WHAT IS REQUIRED ->
Take every line from the listing below that includes "captions" and copy it.

Saved data entries ->
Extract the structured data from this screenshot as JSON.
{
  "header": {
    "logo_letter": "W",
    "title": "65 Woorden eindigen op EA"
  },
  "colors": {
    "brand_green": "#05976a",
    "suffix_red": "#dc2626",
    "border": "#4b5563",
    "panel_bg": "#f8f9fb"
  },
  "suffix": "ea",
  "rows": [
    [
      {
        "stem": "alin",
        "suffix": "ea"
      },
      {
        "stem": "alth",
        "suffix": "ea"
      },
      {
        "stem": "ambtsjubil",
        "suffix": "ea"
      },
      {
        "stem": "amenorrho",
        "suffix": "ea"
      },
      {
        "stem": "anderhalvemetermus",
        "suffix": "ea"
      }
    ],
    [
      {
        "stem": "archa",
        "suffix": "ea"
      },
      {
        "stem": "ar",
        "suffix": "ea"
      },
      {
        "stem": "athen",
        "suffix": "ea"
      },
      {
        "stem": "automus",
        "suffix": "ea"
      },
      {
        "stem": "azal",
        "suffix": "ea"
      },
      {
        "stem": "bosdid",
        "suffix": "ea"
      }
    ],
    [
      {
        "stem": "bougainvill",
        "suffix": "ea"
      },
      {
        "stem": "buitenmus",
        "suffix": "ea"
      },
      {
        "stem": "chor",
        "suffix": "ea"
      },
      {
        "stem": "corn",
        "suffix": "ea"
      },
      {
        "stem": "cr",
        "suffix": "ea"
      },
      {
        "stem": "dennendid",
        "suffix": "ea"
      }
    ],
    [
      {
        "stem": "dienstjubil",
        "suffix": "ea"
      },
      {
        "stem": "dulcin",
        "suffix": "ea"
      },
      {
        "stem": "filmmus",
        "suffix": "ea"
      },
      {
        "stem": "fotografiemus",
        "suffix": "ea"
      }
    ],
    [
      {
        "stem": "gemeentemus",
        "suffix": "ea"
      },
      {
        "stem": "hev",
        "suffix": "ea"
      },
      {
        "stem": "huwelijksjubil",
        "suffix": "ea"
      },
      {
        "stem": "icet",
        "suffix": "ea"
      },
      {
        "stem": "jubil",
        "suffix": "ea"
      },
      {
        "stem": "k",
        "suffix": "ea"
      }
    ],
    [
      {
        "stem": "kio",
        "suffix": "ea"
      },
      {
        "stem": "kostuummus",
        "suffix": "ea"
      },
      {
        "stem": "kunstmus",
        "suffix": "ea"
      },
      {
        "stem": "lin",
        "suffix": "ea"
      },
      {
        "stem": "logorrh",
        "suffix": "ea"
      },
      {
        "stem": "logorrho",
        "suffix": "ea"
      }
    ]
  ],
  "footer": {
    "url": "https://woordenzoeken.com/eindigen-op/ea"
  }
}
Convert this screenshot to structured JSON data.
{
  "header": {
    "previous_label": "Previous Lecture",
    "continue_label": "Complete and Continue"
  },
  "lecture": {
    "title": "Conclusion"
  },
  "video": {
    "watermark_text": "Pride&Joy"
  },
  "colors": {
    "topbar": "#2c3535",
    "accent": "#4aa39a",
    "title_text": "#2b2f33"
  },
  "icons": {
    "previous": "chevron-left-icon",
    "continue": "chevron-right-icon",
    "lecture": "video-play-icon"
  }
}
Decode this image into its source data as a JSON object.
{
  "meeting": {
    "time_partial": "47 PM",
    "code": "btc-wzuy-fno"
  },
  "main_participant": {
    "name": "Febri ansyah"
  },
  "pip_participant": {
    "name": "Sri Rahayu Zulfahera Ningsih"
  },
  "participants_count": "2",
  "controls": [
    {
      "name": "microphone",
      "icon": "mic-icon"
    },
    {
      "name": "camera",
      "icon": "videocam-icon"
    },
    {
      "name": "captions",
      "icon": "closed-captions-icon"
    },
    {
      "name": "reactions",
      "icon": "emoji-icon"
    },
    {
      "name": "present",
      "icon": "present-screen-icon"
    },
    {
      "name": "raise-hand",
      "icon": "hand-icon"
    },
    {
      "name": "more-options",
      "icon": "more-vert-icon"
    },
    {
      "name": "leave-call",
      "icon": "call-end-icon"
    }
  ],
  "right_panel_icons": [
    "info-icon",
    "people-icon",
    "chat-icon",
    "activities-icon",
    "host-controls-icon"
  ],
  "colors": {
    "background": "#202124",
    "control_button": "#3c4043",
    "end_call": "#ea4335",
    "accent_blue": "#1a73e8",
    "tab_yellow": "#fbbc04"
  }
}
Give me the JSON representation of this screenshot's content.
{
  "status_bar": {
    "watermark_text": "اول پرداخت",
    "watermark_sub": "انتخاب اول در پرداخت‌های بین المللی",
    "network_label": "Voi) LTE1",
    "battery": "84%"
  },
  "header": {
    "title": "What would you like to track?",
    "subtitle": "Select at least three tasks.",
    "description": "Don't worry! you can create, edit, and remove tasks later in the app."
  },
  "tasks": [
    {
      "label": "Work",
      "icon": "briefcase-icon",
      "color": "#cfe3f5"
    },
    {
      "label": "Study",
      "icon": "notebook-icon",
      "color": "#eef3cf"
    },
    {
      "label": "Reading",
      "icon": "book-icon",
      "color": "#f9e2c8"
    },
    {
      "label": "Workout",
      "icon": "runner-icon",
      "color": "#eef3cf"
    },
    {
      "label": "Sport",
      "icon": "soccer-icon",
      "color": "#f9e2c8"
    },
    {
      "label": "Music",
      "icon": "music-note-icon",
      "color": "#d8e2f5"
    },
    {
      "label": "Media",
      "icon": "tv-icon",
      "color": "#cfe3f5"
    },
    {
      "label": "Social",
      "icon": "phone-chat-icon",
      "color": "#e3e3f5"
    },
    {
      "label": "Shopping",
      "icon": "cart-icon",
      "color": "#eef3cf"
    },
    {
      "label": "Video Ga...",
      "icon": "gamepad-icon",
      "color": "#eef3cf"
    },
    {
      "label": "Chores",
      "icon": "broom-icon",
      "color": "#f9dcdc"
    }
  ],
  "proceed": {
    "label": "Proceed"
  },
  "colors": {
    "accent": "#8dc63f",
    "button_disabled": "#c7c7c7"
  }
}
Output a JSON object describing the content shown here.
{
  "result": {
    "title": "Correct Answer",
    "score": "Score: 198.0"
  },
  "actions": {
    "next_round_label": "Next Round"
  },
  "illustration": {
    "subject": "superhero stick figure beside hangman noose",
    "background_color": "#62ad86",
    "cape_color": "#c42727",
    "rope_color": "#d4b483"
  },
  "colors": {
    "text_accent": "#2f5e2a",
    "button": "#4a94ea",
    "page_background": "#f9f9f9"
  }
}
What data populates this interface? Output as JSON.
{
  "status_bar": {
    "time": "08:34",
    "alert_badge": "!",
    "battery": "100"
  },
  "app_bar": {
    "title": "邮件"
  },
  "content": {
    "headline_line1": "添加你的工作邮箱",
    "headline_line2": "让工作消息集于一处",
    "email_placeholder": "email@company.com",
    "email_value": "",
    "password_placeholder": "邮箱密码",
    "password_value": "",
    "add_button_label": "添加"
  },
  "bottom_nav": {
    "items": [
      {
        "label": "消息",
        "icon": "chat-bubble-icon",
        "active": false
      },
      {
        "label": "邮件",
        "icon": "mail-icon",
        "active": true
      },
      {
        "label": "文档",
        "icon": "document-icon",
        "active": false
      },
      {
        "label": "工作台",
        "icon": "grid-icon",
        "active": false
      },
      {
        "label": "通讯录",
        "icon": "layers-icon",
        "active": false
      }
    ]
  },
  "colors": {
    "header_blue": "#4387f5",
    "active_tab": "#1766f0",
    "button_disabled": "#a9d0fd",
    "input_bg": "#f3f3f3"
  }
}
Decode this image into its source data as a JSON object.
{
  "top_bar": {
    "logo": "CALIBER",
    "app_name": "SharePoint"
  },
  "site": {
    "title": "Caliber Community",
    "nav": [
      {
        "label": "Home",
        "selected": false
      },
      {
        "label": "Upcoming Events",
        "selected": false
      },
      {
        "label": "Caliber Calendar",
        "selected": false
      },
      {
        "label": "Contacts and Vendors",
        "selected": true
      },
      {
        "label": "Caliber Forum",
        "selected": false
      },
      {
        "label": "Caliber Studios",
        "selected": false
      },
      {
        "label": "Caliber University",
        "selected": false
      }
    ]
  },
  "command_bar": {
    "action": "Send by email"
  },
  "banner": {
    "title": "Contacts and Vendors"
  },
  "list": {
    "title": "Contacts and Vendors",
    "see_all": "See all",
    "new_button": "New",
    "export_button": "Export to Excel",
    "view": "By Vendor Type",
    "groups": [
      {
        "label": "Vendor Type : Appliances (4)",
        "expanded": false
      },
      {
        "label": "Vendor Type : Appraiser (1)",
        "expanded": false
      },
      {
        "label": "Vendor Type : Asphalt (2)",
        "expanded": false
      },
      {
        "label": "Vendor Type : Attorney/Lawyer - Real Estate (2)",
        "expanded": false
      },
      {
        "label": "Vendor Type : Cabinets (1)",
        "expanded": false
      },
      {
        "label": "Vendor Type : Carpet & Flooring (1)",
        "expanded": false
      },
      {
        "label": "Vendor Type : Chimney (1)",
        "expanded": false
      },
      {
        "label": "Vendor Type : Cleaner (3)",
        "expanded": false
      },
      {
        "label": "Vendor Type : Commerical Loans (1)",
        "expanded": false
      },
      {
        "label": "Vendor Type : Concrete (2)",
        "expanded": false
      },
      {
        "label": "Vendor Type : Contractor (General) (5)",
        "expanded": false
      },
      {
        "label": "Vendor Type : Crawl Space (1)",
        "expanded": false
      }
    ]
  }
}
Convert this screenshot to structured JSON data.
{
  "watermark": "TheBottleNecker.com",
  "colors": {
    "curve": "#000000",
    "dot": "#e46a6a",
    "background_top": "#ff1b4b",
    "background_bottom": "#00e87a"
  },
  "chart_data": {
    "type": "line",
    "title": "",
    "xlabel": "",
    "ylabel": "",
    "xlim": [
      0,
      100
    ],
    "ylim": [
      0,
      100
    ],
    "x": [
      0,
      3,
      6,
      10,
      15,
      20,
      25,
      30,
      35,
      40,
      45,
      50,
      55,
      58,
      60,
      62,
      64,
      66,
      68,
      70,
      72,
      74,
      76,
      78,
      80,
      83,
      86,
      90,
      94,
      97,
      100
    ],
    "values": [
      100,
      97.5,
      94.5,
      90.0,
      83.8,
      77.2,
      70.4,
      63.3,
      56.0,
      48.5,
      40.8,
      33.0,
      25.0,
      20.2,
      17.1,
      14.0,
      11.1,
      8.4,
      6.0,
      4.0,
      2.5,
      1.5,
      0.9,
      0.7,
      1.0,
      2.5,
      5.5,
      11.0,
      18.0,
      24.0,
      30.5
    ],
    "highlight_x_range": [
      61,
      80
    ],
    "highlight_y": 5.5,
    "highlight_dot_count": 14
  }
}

FULL OUTPUT ->
      "name": "captions",
      "icon": "closed-captions-icon"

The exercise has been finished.